>>>

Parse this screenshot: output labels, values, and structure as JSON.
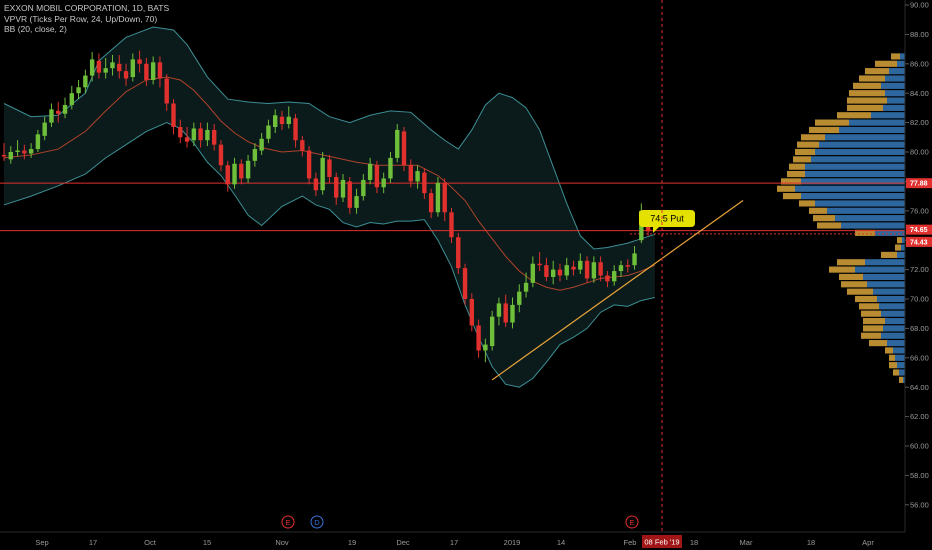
{
  "legend": {
    "symbol": "EXXON MOBIL CORPORATION, 1D, BATS",
    "vpvr": "VPVR (Ticks Per Row, 24, Up/Down, 70)",
    "bb": "BB (20, close, 2)"
  },
  "colors": {
    "background": "#000000",
    "candle_up": "#6fbf3b",
    "candle_down": "#e0312f",
    "bb_band": "#3d8f95",
    "bb_basis": "#b0442c",
    "bb_fill": "#0b1a1a",
    "vpvr_up": "#3579b8",
    "vpvr_down": "#d9a43a",
    "hline": "#e0312f",
    "trendline": "#e8a33a",
    "callout": "#e4e100"
  },
  "callout": {
    "text": "74.5 Put"
  },
  "crosshair": {
    "date_label": "08 Feb '19"
  },
  "events": [
    {
      "label": "E",
      "color": "#e0312f"
    },
    {
      "label": "D",
      "color": "#3b73d6"
    },
    {
      "label": "E",
      "color": "#e0312f"
    }
  ],
  "chart_data": {
    "type": "candlestick",
    "title": "EXXON MOBIL CORPORATION, 1D, BATS",
    "ylim": [
      55,
      90
    ],
    "y_ticks": [
      "56.00",
      "58.00",
      "60.00",
      "62.00",
      "64.00",
      "66.00",
      "68.00",
      "70.00",
      "72.00",
      "74.00",
      "76.00",
      "78.00",
      "80.00",
      "82.00",
      "84.00",
      "86.00",
      "88.00",
      "90.00"
    ],
    "x_labels": [
      "Sep",
      "17",
      "Oct",
      "15",
      "Nov",
      "19",
      "Dec",
      "17",
      "2019",
      "14",
      "Feb",
      "18",
      "Mar",
      "18",
      "Apr"
    ],
    "price_tags": [
      {
        "value": "77.88",
        "color": "#e0312f"
      },
      {
        "value": "74.65",
        "color": "#e0312f"
      },
      {
        "value": "74.43",
        "color": "#e0312f"
      }
    ],
    "hlines": [
      77.88,
      74.65
    ],
    "candles": [
      [
        79.8,
        79.7,
        80.6,
        79.4
      ],
      [
        79.5,
        80.0,
        80.4,
        79.2
      ],
      [
        80.0,
        80.1,
        80.8,
        79.7
      ],
      [
        80.1,
        79.9,
        80.5,
        79.5
      ],
      [
        79.9,
        80.2,
        80.6,
        79.6
      ],
      [
        80.2,
        81.2,
        81.5,
        80.0
      ],
      [
        81.1,
        82.0,
        82.4,
        80.8
      ],
      [
        82.0,
        82.9,
        83.3,
        81.7
      ],
      [
        82.8,
        82.6,
        83.4,
        82.0
      ],
      [
        82.6,
        83.2,
        83.7,
        82.3
      ],
      [
        83.2,
        84.0,
        84.5,
        82.9
      ],
      [
        84.0,
        84.4,
        84.9,
        83.6
      ],
      [
        84.4,
        85.2,
        85.6,
        84.0
      ],
      [
        85.2,
        86.3,
        86.8,
        84.8
      ],
      [
        86.2,
        85.4,
        86.7,
        85.0
      ],
      [
        85.4,
        85.7,
        86.4,
        85.0
      ],
      [
        85.7,
        86.1,
        86.6,
        85.2
      ],
      [
        86.0,
        85.5,
        86.6,
        85.0
      ],
      [
        85.5,
        85.0,
        86.0,
        84.5
      ],
      [
        85.1,
        86.3,
        86.7,
        84.8
      ],
      [
        86.3,
        86.0,
        86.9,
        85.4
      ],
      [
        86.0,
        84.9,
        86.4,
        84.5
      ],
      [
        84.9,
        86.1,
        86.5,
        84.6
      ],
      [
        86.1,
        85.0,
        86.5,
        84.4
      ],
      [
        85.0,
        83.3,
        85.3,
        82.8
      ],
      [
        83.3,
        81.7,
        83.6,
        81.2
      ],
      [
        81.7,
        81.0,
        82.2,
        80.6
      ],
      [
        81.0,
        80.7,
        81.7,
        80.3
      ],
      [
        80.8,
        81.6,
        82.0,
        80.4
      ],
      [
        81.6,
        80.8,
        82.0,
        80.3
      ],
      [
        80.8,
        81.5,
        82.0,
        80.4
      ],
      [
        81.5,
        80.5,
        81.9,
        80.1
      ],
      [
        80.5,
        79.1,
        80.8,
        78.7
      ],
      [
        79.1,
        77.8,
        79.4,
        77.3
      ],
      [
        77.8,
        79.2,
        79.6,
        77.5
      ],
      [
        79.2,
        78.2,
        79.5,
        77.8
      ],
      [
        78.2,
        79.4,
        79.8,
        77.9
      ],
      [
        79.4,
        80.2,
        80.6,
        79.0
      ],
      [
        80.1,
        80.9,
        81.3,
        79.8
      ],
      [
        80.9,
        81.8,
        82.2,
        80.6
      ],
      [
        81.7,
        82.5,
        82.9,
        81.3
      ],
      [
        82.4,
        81.9,
        82.8,
        81.5
      ],
      [
        81.9,
        82.4,
        83.1,
        81.6
      ],
      [
        82.3,
        80.8,
        82.6,
        80.3
      ],
      [
        80.8,
        80.1,
        81.1,
        79.7
      ],
      [
        80.1,
        78.2,
        80.4,
        77.8
      ],
      [
        78.2,
        77.4,
        78.6,
        77.0
      ],
      [
        77.4,
        79.6,
        80.0,
        77.1
      ],
      [
        79.5,
        78.3,
        79.8,
        77.9
      ],
      [
        78.3,
        76.9,
        78.6,
        76.4
      ],
      [
        76.9,
        78.1,
        78.5,
        76.6
      ],
      [
        78.0,
        76.2,
        78.3,
        75.8
      ],
      [
        76.2,
        77.0,
        77.5,
        75.8
      ],
      [
        77.0,
        78.1,
        78.5,
        76.7
      ],
      [
        78.1,
        79.2,
        79.6,
        77.8
      ],
      [
        79.1,
        77.6,
        79.4,
        77.2
      ],
      [
        77.6,
        78.2,
        78.6,
        77.2
      ],
      [
        78.2,
        79.6,
        80.0,
        77.9
      ],
      [
        79.6,
        81.5,
        81.9,
        79.3
      ],
      [
        81.4,
        79.1,
        81.7,
        78.7
      ],
      [
        79.1,
        78.0,
        79.5,
        77.6
      ],
      [
        78.0,
        78.7,
        79.1,
        77.5
      ],
      [
        78.6,
        77.2,
        78.9,
        76.8
      ],
      [
        77.2,
        75.9,
        77.5,
        75.5
      ],
      [
        75.9,
        77.9,
        78.3,
        75.6
      ],
      [
        77.9,
        75.9,
        78.2,
        75.3
      ],
      [
        75.9,
        74.2,
        76.2,
        73.8
      ],
      [
        74.2,
        72.1,
        74.5,
        71.7
      ],
      [
        72.1,
        70.0,
        72.4,
        69.6
      ],
      [
        70.0,
        68.2,
        70.4,
        67.8
      ],
      [
        68.2,
        66.5,
        68.6,
        66.0
      ],
      [
        66.5,
        66.9,
        67.3,
        65.7
      ],
      [
        66.8,
        68.8,
        69.2,
        66.5
      ],
      [
        68.8,
        69.7,
        70.1,
        68.2
      ],
      [
        69.7,
        68.4,
        70.3,
        68.1
      ],
      [
        68.4,
        69.6,
        70.1,
        68.0
      ],
      [
        69.6,
        70.5,
        71.0,
        69.1
      ],
      [
        70.5,
        71.1,
        71.8,
        70.1
      ],
      [
        71.1,
        72.4,
        72.9,
        70.8
      ],
      [
        72.4,
        72.3,
        73.2,
        71.9
      ],
      [
        72.3,
        71.5,
        72.8,
        71.2
      ],
      [
        71.5,
        72.0,
        72.6,
        71.0
      ],
      [
        72.0,
        71.6,
        72.4,
        71.2
      ],
      [
        71.6,
        72.3,
        72.8,
        71.3
      ],
      [
        72.2,
        72.0,
        72.6,
        71.6
      ],
      [
        72.0,
        72.6,
        73.1,
        71.7
      ],
      [
        72.6,
        71.4,
        72.9,
        71.1
      ],
      [
        71.4,
        72.5,
        72.9,
        71.1
      ],
      [
        72.5,
        71.6,
        72.9,
        71.2
      ],
      [
        71.6,
        71.2,
        71.9,
        70.8
      ],
      [
        71.2,
        71.9,
        72.3,
        70.9
      ],
      [
        71.9,
        72.3,
        72.6,
        71.5
      ],
      [
        72.3,
        72.2,
        72.7,
        71.8
      ],
      [
        72.3,
        73.1,
        73.6,
        72.0
      ],
      [
        74.0,
        76.0,
        76.5,
        73.8
      ],
      [
        75.7,
        74.6,
        76.0,
        74.3
      ]
    ],
    "bb_upper": [
      [
        0,
        83.3
      ],
      [
        4,
        82.4
      ],
      [
        8,
        82.5
      ],
      [
        12,
        84.0
      ],
      [
        14,
        86.2
      ],
      [
        18,
        87.8
      ],
      [
        22,
        88.5
      ],
      [
        25,
        88.3
      ],
      [
        27,
        87.3
      ],
      [
        30,
        85.1
      ],
      [
        33,
        83.6
      ],
      [
        36,
        83.4
      ],
      [
        39,
        83.3
      ],
      [
        42,
        83.4
      ],
      [
        45,
        83.3
      ],
      [
        48,
        82.4
      ],
      [
        51,
        82.0
      ],
      [
        54,
        82.5
      ],
      [
        57,
        82.8
      ],
      [
        60,
        82.7
      ],
      [
        63,
        81.5
      ],
      [
        65,
        80.8
      ],
      [
        67,
        80.2
      ],
      [
        69,
        81.5
      ],
      [
        71,
        83.2
      ],
      [
        73,
        84.0
      ],
      [
        75,
        83.7
      ],
      [
        77,
        83.0
      ],
      [
        79,
        81.5
      ],
      [
        81,
        79.0
      ],
      [
        83,
        76.5
      ],
      [
        85,
        74.3
      ],
      [
        87,
        73.4
      ],
      [
        89,
        73.5
      ],
      [
        92,
        73.8
      ],
      [
        96,
        74.4
      ]
    ],
    "bb_basis": [
      [
        0,
        79.6
      ],
      [
        4,
        79.8
      ],
      [
        8,
        80.2
      ],
      [
        12,
        81.4
      ],
      [
        15,
        82.8
      ],
      [
        18,
        84.1
      ],
      [
        21,
        84.9
      ],
      [
        24,
        85.1
      ],
      [
        26,
        84.9
      ],
      [
        28,
        84.2
      ],
      [
        30,
        83.2
      ],
      [
        32,
        82.1
      ],
      [
        34,
        81.3
      ],
      [
        36,
        80.7
      ],
      [
        38,
        80.3
      ],
      [
        41,
        80.0
      ],
      [
        44,
        80.1
      ],
      [
        46,
        79.9
      ],
      [
        49,
        79.6
      ],
      [
        52,
        79.3
      ],
      [
        55,
        79.1
      ],
      [
        58,
        79.1
      ],
      [
        61,
        79.1
      ],
      [
        64,
        78.4
      ],
      [
        66,
        77.6
      ],
      [
        68,
        76.7
      ],
      [
        70,
        75.3
      ],
      [
        72,
        74.1
      ],
      [
        74,
        72.9
      ],
      [
        76,
        71.9
      ],
      [
        78,
        71.2
      ],
      [
        80,
        70.8
      ],
      [
        82,
        70.6
      ],
      [
        84,
        70.8
      ],
      [
        86,
        71.1
      ],
      [
        88,
        71.4
      ],
      [
        90,
        71.5
      ],
      [
        92,
        71.6
      ],
      [
        94,
        71.9
      ],
      [
        96,
        72.3
      ]
    ],
    "bb_lower": [
      [
        0,
        76.4
      ],
      [
        4,
        77.0
      ],
      [
        8,
        77.7
      ],
      [
        12,
        78.5
      ],
      [
        15,
        79.6
      ],
      [
        18,
        80.5
      ],
      [
        21,
        81.4
      ],
      [
        24,
        82.0
      ],
      [
        26,
        81.6
      ],
      [
        28,
        80.6
      ],
      [
        30,
        79.3
      ],
      [
        32,
        78.4
      ],
      [
        34,
        77.1
      ],
      [
        36,
        75.7
      ],
      [
        38,
        75.0
      ],
      [
        41,
        76.3
      ],
      [
        44,
        77.0
      ],
      [
        46,
        76.4
      ],
      [
        48,
        76.1
      ],
      [
        50,
        75.2
      ],
      [
        52,
        74.9
      ],
      [
        54,
        75.2
      ],
      [
        56,
        75.1
      ],
      [
        58,
        75.3
      ],
      [
        60,
        75.3
      ],
      [
        62,
        75.4
      ],
      [
        64,
        74.0
      ],
      [
        66,
        72.2
      ],
      [
        68,
        69.6
      ],
      [
        70,
        67.4
      ],
      [
        72,
        65.4
      ],
      [
        74,
        64.2
      ],
      [
        76,
        64.0
      ],
      [
        78,
        64.6
      ],
      [
        80,
        65.7
      ],
      [
        82,
        66.9
      ],
      [
        84,
        67.4
      ],
      [
        86,
        68.0
      ],
      [
        88,
        69.1
      ],
      [
        90,
        69.6
      ],
      [
        92,
        69.5
      ],
      [
        94,
        69.9
      ],
      [
        96,
        70.1
      ]
    ],
    "trendline": [
      [
        72,
        64.5
      ],
      [
        109,
        76.7
      ]
    ],
    "vpvr": {
      "rows": [
        [
          86.5,
          14,
          5
        ],
        [
          86.0,
          30,
          8
        ],
        [
          85.5,
          40,
          16
        ],
        [
          85.0,
          46,
          20
        ],
        [
          84.5,
          52,
          24
        ],
        [
          84.0,
          56,
          20
        ],
        [
          83.5,
          58,
          18
        ],
        [
          83.0,
          58,
          22
        ],
        [
          82.5,
          68,
          34
        ],
        [
          82.0,
          90,
          56
        ],
        [
          81.5,
          96,
          66
        ],
        [
          81.0,
          104,
          80
        ],
        [
          80.5,
          108,
          86
        ],
        [
          80.0,
          110,
          90
        ],
        [
          79.5,
          112,
          94
        ],
        [
          79.0,
          116,
          100
        ],
        [
          78.5,
          118,
          100
        ],
        [
          78.0,
          124,
          104
        ],
        [
          77.5,
          128,
          110
        ],
        [
          77.0,
          122,
          104
        ],
        [
          76.5,
          106,
          90
        ],
        [
          76.0,
          96,
          78
        ],
        [
          75.5,
          92,
          70
        ],
        [
          75.0,
          88,
          64
        ],
        [
          74.5,
          50,
          30
        ],
        [
          74.0,
          8,
          3
        ],
        [
          73.5,
          10,
          4
        ],
        [
          73.0,
          24,
          8
        ],
        [
          72.5,
          68,
          40
        ],
        [
          72.0,
          76,
          50
        ],
        [
          71.5,
          66,
          42
        ],
        [
          71.0,
          64,
          38
        ],
        [
          70.5,
          58,
          32
        ],
        [
          70.0,
          50,
          28
        ],
        [
          69.5,
          46,
          26
        ],
        [
          69.0,
          44,
          24
        ],
        [
          68.5,
          42,
          20
        ],
        [
          68.0,
          42,
          22
        ],
        [
          67.5,
          44,
          24
        ],
        [
          67.0,
          36,
          18
        ],
        [
          66.5,
          20,
          12
        ],
        [
          66.0,
          16,
          10
        ],
        [
          65.5,
          16,
          8
        ],
        [
          65.0,
          12,
          6
        ],
        [
          64.5,
          6,
          2
        ]
      ]
    }
  }
}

<<<

Task requirements:
Tally up how many lines in the preceding listing contain the word "EXXON". Give nothing but the number.

Task solution:
2